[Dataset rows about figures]
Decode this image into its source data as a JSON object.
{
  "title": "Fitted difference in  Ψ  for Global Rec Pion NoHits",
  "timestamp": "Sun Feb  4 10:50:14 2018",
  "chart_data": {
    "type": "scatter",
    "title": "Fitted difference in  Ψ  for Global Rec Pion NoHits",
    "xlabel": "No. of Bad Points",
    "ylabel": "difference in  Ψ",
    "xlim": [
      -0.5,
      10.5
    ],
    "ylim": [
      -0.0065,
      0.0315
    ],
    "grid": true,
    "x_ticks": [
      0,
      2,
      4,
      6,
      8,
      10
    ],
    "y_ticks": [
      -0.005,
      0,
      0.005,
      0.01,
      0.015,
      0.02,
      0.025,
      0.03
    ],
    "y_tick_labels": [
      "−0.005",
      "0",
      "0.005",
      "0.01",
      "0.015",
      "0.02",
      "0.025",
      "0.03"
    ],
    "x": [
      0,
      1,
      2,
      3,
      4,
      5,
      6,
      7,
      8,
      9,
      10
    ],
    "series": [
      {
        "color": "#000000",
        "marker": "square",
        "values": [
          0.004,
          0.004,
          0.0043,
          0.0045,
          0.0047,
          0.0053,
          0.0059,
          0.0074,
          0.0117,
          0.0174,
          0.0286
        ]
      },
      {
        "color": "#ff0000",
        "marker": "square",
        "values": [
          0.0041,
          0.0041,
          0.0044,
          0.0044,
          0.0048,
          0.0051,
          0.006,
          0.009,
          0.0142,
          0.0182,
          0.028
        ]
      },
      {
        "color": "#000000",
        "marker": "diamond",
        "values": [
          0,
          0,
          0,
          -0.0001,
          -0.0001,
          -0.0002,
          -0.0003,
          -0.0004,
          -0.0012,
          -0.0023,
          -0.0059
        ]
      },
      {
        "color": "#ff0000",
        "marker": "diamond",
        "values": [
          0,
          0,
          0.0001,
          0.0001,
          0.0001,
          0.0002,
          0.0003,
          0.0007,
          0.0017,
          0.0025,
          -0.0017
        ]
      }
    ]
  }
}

= Request =
Reproduce the listing in full. Keep it exactly as written.

= Solved problem =
Decode this image into its source data as a JSON object.
{
  "title": "Fitted difference in  Ψ  for Global Rec Pion NoHits",
  "timestamp": "Sun Feb  4 10:50:14 2018",
  "chart_data": {
    "type": "scatter",
    "title": "Fitted difference in  Ψ  for Global Rec Pion NoHits",
    "xlabel": "No. of Bad Points",
    "ylabel": "difference in  Ψ",
    "xlim": [
      -0.5,
      10.5
    ],
    "ylim": [
      -0.0065,
      0.0315
    ],
    "grid": true,
    "x_ticks": [
      0,
      2,
      4,
      6,
      8,
      10
    ],
    "y_ticks": [
      -0.005,
      0,
      0.005,
      0.01,
      0.015,
      0.02,
      0.025,
      0.03
    ],
    "y_tick_labels": [
      "−0.005",
      "0",
      "0.005",
      "0.01",
      "0.015",
      "0.02",
      "0.025",
      "0.03"
    ],
    "x": [
      0,
      1,
      2,
      3,
      4,
      5,
      6,
      7,
      8,
      9,
      10
    ],
    "series": [
      {
        "color": "#000000",
        "marker": "square",
        "values": [
          0.004,
          0.004,
          0.0043,
          0.0045,
          0.0047,
          0.0053,
          0.0059,
          0.0074,
          0.0117,
          0.0174,
          0.0286
        ]
      },
      {
        "color": "#ff0000",
        "marker": "square",
        "values": [
          0.0041,
          0.0041,
          0.0044,
          0.0044,
          0.0048,
          0.0051,
          0.006,
          0.009,
          0.0142,
          0.0182,
          0.028
        ]
      },
      {
        "color": "#000000",
        "marker": "diamond",
        "values": [
          0,
          0,
          0,
          -0.0001,
          -0.0001,
          -0.0002,
          -0.0003,
          -0.0004,
          -0.0012,
          -0.0023,
          -0.0059
        ]
      },
      {
        "color": "#ff0000",
        "marker": "diamond",
        "values": [
          0,
          0,
          0.0001,
          0.0001,
          0.0001,
          0.0002,
          0.0003,
          0.0007,
          0.0017,
          0.0025,
          -0.0017
        ]
      }
    ]
  }
}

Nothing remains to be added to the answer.